→ Prompt: Transcribe the records below in full; pictures stay out of the copy.

Data records:

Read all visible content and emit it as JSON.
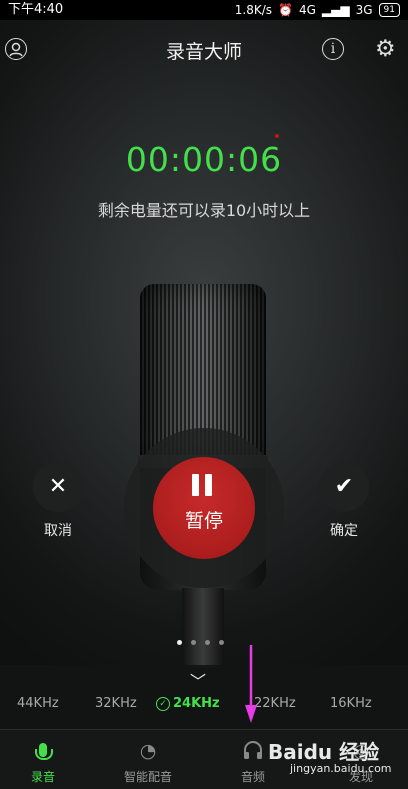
{
  "status_bar": {
    "time": "下午4:40",
    "speed": "1.8K/s",
    "network_4g": "4G",
    "network_3g": "3G",
    "battery": "91"
  },
  "header": {
    "title": "录音大师"
  },
  "recorder": {
    "timer": "00:00:06",
    "hint": "剩余电量还可以录10小时以上",
    "pause_label": "暂停",
    "cancel_label": "取消",
    "confirm_label": "确定",
    "page_dots": 4,
    "active_page": 1
  },
  "frequencies": {
    "items": [
      "44KHz",
      "32KHz",
      "24KHz",
      "22KHz",
      "16KHz"
    ],
    "selected": "24KHz"
  },
  "bottom_nav": {
    "items": [
      {
        "label": "录音",
        "icon": "microphone-icon",
        "active": true
      },
      {
        "label": "智能配音",
        "icon": "dubbing-icon",
        "active": false
      },
      {
        "label": "音频",
        "icon": "headphones-icon",
        "active": false
      },
      {
        "label": "发现",
        "icon": "discover-icon",
        "active": false
      }
    ]
  },
  "watermark": {
    "brand": "Baidu 经验",
    "url": "jingyan.baidu.com"
  },
  "colors": {
    "accent_green": "#44e04c",
    "record_red": "#b01e1e",
    "annotation_arrow": "#e63be6"
  }
}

→ Complete answer:
Read all visible content and emit it as JSON.
{
  "status_bar": {
    "time": "下午4:40",
    "speed": "1.8K/s",
    "network_4g": "4G",
    "network_3g": "3G",
    "battery": "91"
  },
  "header": {
    "title": "录音大师"
  },
  "recorder": {
    "timer": "00:00:06",
    "hint": "剩余电量还可以录10小时以上",
    "pause_label": "暂停",
    "cancel_label": "取消",
    "confirm_label": "确定",
    "page_dots": 4,
    "active_page": 1
  },
  "frequencies": {
    "items": [
      "44KHz",
      "32KHz",
      "24KHz",
      "22KHz",
      "16KHz"
    ],
    "selected": "24KHz"
  },
  "bottom_nav": {
    "items": [
      {
        "label": "录音",
        "icon": "microphone-icon",
        "active": true
      },
      {
        "label": "智能配音",
        "icon": "dubbing-icon",
        "active": false
      },
      {
        "label": "音频",
        "icon": "headphones-icon",
        "active": false
      },
      {
        "label": "发现",
        "icon": "discover-icon",
        "active": false
      }
    ]
  },
  "watermark": {
    "brand": "Baidu 经验",
    "url": "jingyan.baidu.com"
  },
  "colors": {
    "accent_green": "#44e04c",
    "record_red": "#b01e1e",
    "annotation_arrow": "#e63be6"
  }
}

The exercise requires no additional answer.